(Items from a figure collection)
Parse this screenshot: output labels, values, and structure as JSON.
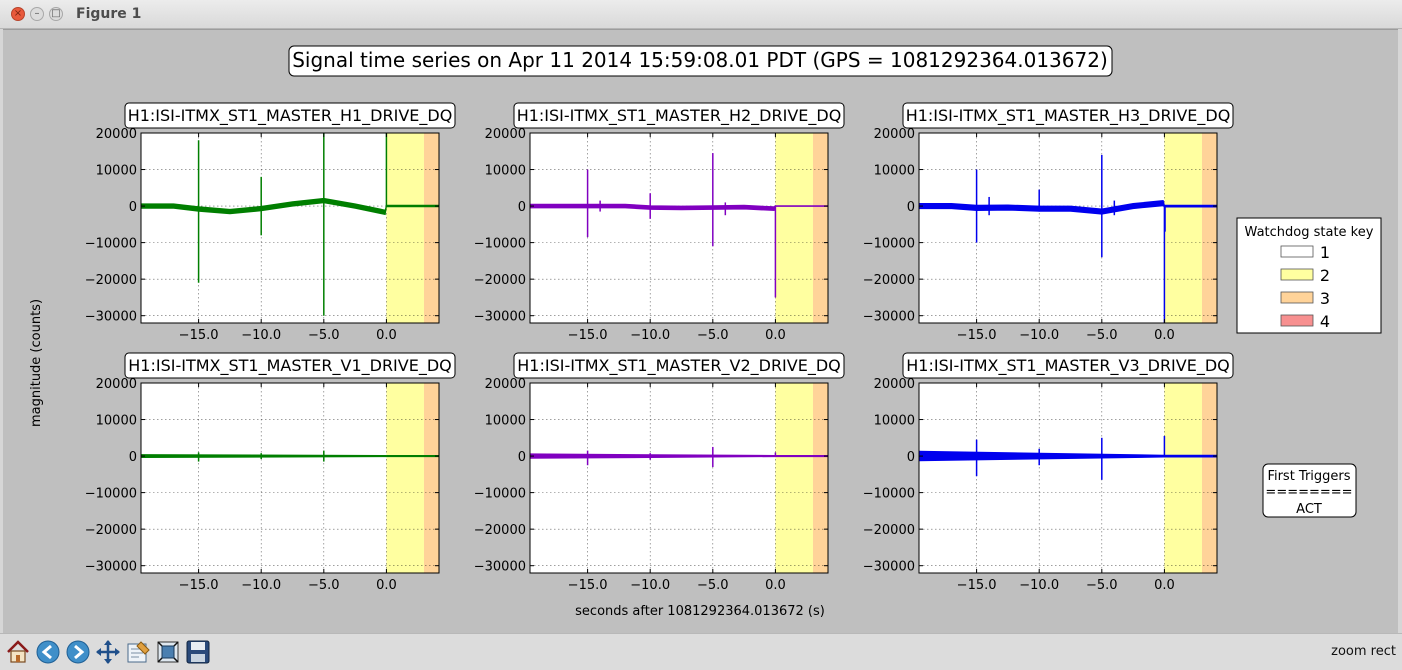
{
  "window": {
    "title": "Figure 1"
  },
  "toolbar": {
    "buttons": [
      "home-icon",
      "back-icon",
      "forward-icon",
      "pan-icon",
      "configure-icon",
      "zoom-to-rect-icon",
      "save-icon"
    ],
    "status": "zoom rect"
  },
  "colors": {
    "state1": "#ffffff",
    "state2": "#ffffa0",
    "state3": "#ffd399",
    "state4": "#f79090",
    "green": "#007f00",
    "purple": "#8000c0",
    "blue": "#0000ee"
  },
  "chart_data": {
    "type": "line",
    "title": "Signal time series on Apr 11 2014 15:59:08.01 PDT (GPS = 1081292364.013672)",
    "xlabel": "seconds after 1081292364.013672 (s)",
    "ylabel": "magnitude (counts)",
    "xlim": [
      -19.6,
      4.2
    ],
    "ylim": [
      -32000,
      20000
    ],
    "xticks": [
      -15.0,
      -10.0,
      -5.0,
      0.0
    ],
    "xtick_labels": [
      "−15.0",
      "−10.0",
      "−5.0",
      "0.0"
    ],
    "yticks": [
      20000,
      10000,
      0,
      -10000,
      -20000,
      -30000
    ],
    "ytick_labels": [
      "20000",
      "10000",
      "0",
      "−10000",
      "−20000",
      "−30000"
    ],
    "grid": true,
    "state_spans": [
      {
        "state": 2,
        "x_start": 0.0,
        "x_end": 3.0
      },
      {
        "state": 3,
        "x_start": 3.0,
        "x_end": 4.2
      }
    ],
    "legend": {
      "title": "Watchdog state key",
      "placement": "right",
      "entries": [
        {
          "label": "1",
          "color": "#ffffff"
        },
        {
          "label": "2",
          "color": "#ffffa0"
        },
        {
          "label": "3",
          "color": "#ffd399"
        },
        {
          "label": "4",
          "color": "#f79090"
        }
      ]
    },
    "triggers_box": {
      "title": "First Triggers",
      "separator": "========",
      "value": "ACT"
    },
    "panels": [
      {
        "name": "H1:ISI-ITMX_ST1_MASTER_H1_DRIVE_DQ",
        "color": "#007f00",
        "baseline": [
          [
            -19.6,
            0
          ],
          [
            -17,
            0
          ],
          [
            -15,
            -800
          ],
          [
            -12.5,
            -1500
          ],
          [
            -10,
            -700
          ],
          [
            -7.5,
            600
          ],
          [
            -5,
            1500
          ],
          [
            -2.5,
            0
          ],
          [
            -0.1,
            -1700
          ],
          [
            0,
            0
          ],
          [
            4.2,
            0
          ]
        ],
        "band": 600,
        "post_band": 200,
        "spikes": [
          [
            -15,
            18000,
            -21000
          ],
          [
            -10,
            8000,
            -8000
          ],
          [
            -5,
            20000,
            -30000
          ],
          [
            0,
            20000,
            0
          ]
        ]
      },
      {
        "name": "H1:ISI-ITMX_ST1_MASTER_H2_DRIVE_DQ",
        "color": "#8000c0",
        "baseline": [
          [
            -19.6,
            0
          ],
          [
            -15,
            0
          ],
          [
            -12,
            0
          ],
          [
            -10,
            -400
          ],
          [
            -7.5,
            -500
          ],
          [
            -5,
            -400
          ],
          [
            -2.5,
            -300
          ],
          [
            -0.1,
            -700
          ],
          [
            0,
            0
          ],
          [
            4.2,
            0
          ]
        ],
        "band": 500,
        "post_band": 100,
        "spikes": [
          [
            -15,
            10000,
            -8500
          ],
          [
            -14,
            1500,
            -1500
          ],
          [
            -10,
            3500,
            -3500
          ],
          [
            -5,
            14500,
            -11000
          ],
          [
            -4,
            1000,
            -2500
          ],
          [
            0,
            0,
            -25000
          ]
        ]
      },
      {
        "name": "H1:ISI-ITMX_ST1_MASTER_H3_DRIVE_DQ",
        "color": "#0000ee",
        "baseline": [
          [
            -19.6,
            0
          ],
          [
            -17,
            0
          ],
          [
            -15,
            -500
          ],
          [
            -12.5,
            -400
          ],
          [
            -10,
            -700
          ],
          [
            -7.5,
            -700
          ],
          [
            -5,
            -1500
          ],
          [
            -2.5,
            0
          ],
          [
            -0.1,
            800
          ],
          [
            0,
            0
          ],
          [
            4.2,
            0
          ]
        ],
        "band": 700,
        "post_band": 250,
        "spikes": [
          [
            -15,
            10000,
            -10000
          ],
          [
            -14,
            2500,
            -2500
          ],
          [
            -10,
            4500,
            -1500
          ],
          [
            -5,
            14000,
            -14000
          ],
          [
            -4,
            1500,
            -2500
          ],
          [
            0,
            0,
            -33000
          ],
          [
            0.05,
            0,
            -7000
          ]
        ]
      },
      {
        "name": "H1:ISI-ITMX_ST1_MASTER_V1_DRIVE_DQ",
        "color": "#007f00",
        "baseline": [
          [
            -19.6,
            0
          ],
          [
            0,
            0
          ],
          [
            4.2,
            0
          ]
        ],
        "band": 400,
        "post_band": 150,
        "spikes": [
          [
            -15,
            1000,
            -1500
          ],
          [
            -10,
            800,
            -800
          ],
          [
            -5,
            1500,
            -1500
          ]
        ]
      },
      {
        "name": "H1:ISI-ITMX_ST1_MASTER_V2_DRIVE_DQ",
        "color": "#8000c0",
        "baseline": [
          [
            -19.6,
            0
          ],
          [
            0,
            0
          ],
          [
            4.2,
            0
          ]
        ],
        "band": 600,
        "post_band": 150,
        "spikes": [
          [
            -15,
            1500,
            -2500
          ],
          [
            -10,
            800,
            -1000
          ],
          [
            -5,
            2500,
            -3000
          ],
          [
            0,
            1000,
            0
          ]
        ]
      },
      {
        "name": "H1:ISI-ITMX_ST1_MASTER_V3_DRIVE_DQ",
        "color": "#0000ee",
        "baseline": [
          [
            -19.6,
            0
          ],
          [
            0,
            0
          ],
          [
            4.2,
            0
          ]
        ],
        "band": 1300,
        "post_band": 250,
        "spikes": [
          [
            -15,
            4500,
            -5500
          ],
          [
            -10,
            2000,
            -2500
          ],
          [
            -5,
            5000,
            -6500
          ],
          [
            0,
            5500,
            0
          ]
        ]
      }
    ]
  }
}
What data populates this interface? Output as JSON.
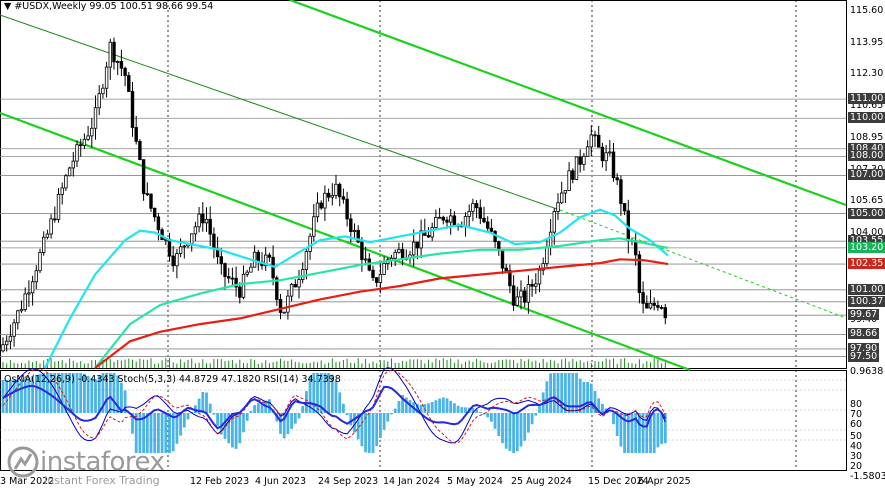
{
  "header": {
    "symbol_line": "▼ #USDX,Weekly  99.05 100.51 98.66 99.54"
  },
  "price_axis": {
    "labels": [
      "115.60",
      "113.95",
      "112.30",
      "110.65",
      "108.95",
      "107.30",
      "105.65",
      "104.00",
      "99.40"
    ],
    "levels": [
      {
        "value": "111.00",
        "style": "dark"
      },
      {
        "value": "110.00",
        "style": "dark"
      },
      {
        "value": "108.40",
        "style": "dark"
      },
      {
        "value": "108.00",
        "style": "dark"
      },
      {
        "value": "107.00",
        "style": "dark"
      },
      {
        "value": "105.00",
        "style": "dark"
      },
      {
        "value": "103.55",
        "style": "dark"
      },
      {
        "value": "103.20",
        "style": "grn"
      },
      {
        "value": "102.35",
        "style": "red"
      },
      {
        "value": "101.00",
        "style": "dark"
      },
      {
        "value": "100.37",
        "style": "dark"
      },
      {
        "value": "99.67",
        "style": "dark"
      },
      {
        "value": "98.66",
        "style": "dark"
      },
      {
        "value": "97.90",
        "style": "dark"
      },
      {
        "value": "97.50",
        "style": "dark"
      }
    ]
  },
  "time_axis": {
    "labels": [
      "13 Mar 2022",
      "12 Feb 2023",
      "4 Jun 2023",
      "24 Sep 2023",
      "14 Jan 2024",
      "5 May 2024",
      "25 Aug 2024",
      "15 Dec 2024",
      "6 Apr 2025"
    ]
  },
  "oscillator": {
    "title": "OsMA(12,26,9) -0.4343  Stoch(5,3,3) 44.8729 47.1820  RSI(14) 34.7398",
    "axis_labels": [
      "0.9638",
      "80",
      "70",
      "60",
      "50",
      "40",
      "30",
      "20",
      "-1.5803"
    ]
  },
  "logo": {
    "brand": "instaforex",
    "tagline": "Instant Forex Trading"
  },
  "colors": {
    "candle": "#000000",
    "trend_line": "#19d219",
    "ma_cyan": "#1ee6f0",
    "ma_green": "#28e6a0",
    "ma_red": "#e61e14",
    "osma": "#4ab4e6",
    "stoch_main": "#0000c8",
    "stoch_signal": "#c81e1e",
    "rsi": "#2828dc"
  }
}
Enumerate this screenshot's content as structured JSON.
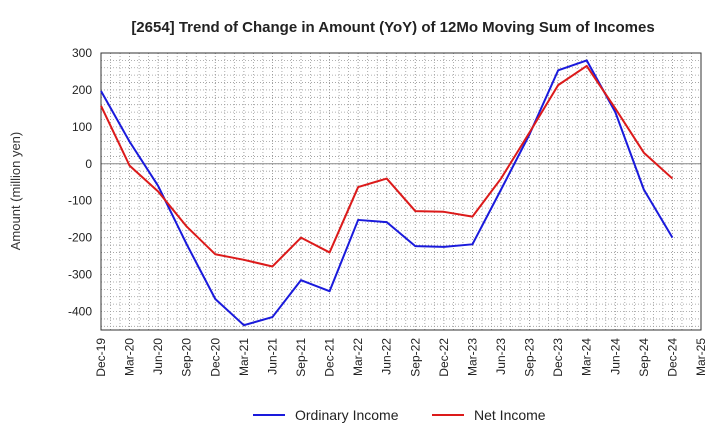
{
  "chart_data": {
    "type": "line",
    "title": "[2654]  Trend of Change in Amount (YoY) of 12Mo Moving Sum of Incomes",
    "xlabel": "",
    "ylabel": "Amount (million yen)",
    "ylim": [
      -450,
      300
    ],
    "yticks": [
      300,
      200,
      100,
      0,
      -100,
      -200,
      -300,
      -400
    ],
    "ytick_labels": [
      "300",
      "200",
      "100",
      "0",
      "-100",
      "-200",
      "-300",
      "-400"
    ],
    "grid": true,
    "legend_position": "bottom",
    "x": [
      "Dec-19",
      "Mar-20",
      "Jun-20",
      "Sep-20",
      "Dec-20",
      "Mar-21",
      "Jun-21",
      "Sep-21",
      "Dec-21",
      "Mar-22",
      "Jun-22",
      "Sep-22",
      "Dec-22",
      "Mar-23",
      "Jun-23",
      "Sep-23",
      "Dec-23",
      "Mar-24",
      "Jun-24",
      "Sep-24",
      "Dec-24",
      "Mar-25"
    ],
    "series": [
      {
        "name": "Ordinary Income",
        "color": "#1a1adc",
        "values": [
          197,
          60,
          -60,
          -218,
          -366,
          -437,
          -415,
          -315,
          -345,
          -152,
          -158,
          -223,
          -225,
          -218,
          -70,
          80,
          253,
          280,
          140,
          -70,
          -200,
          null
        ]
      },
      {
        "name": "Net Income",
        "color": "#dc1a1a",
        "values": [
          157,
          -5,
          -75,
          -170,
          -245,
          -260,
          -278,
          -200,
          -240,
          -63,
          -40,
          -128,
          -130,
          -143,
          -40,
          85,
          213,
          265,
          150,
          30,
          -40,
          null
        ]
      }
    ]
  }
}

* Aim
List every line above containing the word "series".

* Solved problem
    "title": "Signal time series on Apr 11 2014 15:59:08.01 PDT (GPS = 1081292364.013672)",
    "series": [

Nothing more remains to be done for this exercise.